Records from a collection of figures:
--- Begin ---

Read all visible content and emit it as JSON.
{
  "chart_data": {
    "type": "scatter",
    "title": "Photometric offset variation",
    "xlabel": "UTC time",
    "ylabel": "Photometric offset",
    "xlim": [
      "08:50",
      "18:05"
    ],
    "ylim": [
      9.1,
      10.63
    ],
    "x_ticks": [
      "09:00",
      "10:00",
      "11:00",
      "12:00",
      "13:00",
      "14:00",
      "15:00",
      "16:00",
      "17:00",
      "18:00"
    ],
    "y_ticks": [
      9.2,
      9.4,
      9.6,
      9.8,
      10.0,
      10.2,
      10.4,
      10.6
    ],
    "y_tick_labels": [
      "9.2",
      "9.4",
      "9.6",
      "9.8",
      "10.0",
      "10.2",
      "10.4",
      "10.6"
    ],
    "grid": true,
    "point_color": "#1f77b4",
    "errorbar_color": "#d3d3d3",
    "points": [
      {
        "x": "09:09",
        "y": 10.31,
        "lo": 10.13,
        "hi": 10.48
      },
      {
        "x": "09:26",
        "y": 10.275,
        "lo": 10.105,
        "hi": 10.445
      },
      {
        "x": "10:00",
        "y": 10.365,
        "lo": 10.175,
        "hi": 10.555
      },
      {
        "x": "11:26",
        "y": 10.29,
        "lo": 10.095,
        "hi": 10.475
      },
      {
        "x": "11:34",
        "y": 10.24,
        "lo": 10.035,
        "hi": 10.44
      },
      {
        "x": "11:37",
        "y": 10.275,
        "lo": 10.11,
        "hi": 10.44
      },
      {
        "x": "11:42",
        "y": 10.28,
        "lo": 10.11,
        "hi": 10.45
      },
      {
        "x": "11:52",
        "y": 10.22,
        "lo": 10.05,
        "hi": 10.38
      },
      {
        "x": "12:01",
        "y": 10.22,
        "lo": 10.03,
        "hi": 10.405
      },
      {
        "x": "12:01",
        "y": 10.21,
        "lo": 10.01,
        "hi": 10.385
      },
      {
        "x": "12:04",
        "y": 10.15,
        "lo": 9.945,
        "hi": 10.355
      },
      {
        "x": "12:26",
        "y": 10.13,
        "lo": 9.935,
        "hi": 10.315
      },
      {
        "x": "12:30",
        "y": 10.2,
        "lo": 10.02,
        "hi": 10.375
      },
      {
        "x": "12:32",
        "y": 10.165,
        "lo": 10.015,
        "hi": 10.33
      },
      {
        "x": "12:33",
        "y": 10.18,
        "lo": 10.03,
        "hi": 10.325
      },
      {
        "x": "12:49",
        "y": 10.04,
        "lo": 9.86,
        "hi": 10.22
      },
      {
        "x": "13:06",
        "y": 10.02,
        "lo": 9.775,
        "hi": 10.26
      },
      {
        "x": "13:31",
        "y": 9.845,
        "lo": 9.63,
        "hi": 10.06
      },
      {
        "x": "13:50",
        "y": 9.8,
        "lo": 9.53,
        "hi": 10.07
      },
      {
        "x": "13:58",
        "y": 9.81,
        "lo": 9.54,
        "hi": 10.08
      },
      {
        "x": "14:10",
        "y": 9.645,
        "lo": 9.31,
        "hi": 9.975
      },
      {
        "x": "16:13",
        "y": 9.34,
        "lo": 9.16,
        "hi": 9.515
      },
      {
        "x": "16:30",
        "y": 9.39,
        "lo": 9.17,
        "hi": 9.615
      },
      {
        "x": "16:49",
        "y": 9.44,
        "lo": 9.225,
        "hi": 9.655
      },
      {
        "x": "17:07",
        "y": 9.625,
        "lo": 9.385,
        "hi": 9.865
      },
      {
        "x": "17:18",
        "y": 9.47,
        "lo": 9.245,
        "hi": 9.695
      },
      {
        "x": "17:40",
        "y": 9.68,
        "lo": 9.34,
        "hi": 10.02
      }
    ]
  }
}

--- End ---
--- Begin ---

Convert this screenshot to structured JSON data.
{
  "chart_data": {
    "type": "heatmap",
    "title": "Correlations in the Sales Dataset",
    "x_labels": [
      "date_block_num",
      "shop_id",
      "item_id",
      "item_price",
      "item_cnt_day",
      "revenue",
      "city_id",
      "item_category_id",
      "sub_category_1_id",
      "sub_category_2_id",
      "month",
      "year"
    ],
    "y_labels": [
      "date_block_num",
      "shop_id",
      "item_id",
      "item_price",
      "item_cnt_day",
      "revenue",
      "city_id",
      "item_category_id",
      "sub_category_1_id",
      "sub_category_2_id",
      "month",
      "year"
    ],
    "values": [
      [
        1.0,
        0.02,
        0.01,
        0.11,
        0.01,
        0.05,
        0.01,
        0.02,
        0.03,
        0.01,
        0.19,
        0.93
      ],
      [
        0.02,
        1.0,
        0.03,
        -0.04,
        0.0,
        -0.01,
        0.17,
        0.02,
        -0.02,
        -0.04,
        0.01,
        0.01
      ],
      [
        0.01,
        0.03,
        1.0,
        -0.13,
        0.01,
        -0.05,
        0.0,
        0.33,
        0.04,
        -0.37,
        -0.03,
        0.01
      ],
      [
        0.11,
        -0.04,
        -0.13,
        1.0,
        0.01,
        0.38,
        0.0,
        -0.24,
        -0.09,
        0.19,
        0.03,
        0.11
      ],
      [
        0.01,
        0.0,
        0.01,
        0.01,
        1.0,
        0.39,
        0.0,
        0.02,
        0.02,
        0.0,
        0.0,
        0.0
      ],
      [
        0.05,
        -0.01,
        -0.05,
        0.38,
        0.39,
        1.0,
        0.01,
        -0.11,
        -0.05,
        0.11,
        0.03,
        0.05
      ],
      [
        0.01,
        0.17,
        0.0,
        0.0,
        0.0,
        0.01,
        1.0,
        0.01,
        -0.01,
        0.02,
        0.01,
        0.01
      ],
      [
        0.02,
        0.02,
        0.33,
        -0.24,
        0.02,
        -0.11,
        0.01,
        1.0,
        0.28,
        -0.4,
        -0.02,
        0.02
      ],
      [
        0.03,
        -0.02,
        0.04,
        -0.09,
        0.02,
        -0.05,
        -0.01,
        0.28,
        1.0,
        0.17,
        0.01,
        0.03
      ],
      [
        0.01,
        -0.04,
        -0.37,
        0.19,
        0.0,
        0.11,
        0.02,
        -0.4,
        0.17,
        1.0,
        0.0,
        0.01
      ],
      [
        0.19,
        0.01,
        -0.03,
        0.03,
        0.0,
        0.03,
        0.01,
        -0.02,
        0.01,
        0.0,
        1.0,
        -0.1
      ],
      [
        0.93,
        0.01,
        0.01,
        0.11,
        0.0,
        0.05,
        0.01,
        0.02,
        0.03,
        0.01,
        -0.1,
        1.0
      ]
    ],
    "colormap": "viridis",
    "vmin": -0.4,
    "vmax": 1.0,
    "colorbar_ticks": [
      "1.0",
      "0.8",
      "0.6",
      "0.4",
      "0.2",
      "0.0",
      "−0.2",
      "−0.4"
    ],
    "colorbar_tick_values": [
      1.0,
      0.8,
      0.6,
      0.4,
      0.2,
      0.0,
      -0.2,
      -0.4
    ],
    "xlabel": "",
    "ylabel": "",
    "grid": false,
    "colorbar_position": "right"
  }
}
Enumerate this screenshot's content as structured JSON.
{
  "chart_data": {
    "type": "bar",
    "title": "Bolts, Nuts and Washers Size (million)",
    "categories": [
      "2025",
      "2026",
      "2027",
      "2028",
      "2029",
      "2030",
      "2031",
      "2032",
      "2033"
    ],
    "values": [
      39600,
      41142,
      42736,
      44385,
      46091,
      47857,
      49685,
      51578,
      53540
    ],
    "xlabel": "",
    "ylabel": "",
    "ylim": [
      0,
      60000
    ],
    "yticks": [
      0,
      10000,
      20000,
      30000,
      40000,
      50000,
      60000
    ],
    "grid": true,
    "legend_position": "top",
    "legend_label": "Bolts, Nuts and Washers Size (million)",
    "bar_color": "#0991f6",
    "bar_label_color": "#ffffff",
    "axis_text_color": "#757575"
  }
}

--- End ---

*What is asked:*
Find and count the lines of the data that include the string "million", and report that figure by itself.

*Solved exercise:*
2